[start of Provided passage]

Despite her party’s decision to drop its pledge to implement the UN’s disability convention into UK law, disabled Labour candidate Marsha de Cordova has this week confirmed her own long-standing commitment to the policy.
She describes herself as a “lifelong campaigner for disability rights” and has made it her “mission” to campaign for the rights of disabled people since first being elected to parliament in 2017.
She says it was injustice in education and the labour market that first politicised her as a disabled person.
One of the policies she believes would improve the lives of disabled people would be to incorporate the UN Convention on the Rights of Persons with Disabilities (UNCRPD) into UK law, a policy she has backed for many years.
She repeated that backing this week, despite her party dropping its pledge to implement the convention last year, and failing to include any mention of the UNCRPD in its election manifesto.
De Cordova says she would also like to see more accessible and inclusive public spaces, services and transport, and improve funding for health and social care.
She says she has always been determined to help create a “fairer and more equal society”, with her own lived experience guiding the “two central pillars of my life… making a difference and being a voice for the voiceless”.
She says that “representation matters”, but not just in politics.
“Being who you are should never hold you back,” she says. “I am standing again for re-election as it is important that all people have a voice.
“Our motto is ‘nothing about us without us’ and we can only do that if we are represented in parliament.”
She says there are still “shockingly” few disabled MPs, possibly as few as five in the last parliament, which would have meant disabled people making up less than one per cent of the total number of MPs.
She points out that successive Conservative-led governments set up and then scrapped two schemes that were supposed to help candidates for elected office with their extra disability-related costs.
This, she says, “demonstrates their disdain for our participation in politics”.
De Cordova grew up in Bristol and then moved to London to study and work.
“My career and purpose in life have been interlinked,” she says. “I have always been a lifelong campaigner for disability rights and issues affecting blind and partially-sighted people.”
She worked in the charity sector for more than two decades, including setting up a small charity, South East London Vision, which supported blind and partially-sighted people across south-east London, and as a director at the Thomas Pocklington Trust.
She says: “While the work done by charities is essential, my decision to pursue elected office was informed by the increasing realisation that this work requires representatives in the central institutions of power – whether on a local or national level – to truly realise lasting change.”
She was elected as a Labour councillor in Lambeth in 2014, and then stood as a general election candidate in Battersea in 2017 and overturned a Conservative majority of nearly 8,000, defeating a government minister.
She has served as shadow women and equalities secretary, and as shadow minister for disabled people, where she helped draw up the party’s Breaking Down Barriers disability manifesto for the 2019 general election, which she says would have “delivered transformative change for disabled people in education, employment and health”.
De Cordova says the current government’s record on disability is “woeful” and that the Conservatives have “waged a full-on assault on disabled people”.

[end of Provided passage]
[start of Listing]

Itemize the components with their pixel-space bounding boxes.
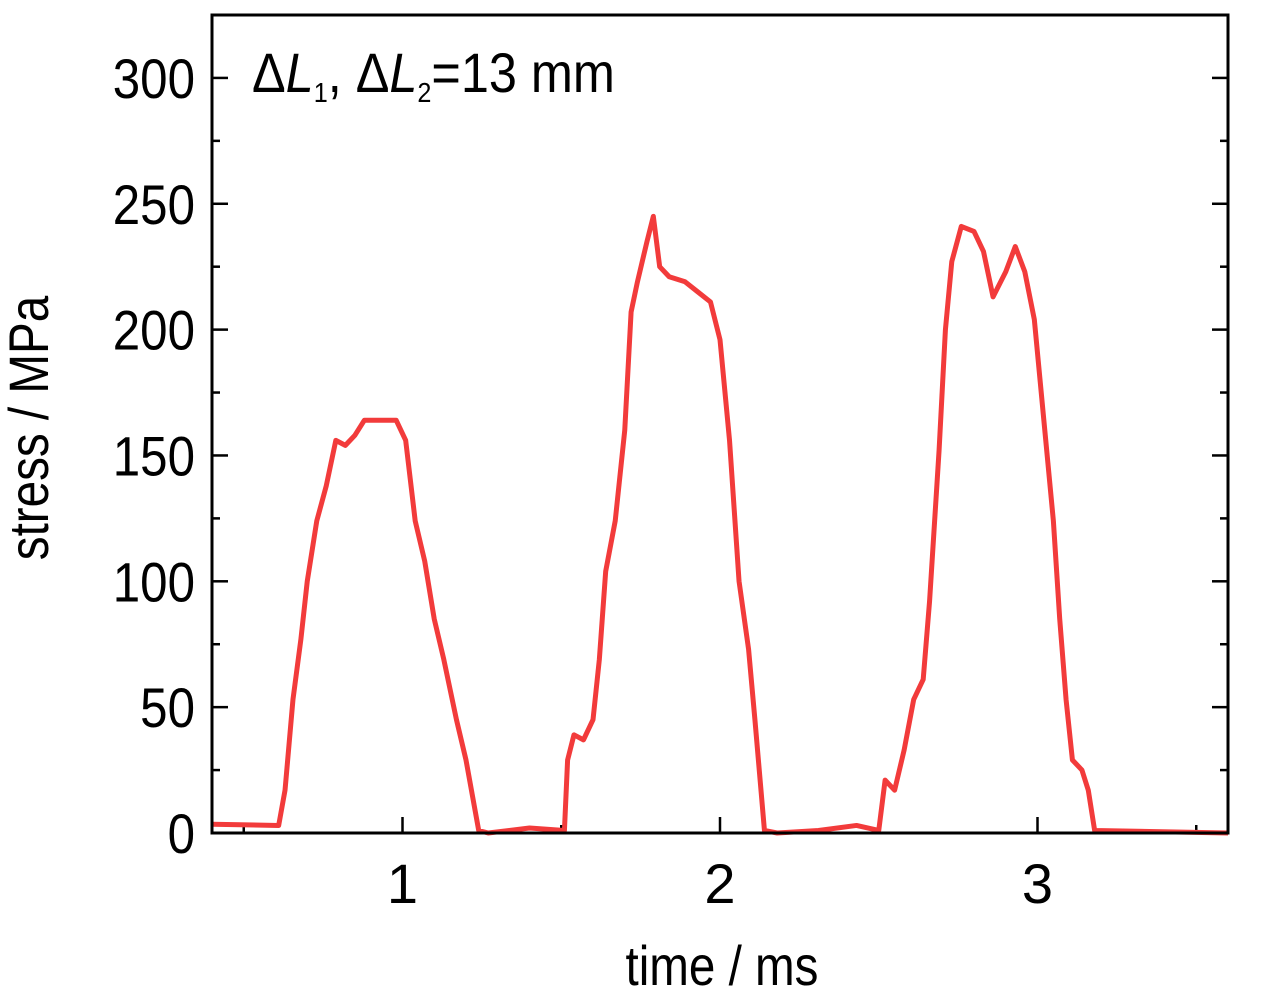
y-axis-label: stress / MPa	[0, 296, 61, 561]
y-tick-label: 100	[113, 551, 195, 614]
annotation-part: , Δ	[328, 43, 390, 105]
x-tick-label: 1	[387, 852, 418, 915]
annotation-part: 1	[314, 77, 328, 109]
plot-frame	[210, 13, 1230, 835]
annotation: ΔL1, ΔL2=13 mm	[252, 43, 615, 109]
annotation-part: Δ	[252, 43, 286, 105]
annotation-part: L	[389, 43, 417, 105]
y-tick-label: 50	[140, 677, 195, 740]
annotation-part: =13 mm	[431, 43, 614, 105]
y-tick-label: 300	[113, 48, 195, 111]
y-tick-label: 150	[113, 426, 195, 489]
data-line	[211, 213, 1229, 836]
x-tick-label: 2	[704, 852, 735, 915]
x-tick-label: 3	[1022, 852, 1053, 915]
y-tick-label: 250	[113, 174, 195, 237]
y-tick-label: 200	[113, 300, 195, 363]
y-tick-label: 0	[168, 803, 195, 866]
x-axis-label: time / ms	[626, 935, 819, 989]
annotation-part: 2	[417, 77, 431, 109]
annotation-part: L	[286, 43, 314, 105]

[end of Listing]

_Requirements_
Please answer these from the article about Marsha de Cordova:
(a) In which year was she first elected to parliament?
(b) What was the name of the small charity she set up?
(c) How large was the Conservative majority she overturned in Battersea?

_Output_
(a) 2017
(b) South East London Vision
(c) Nearly 8,000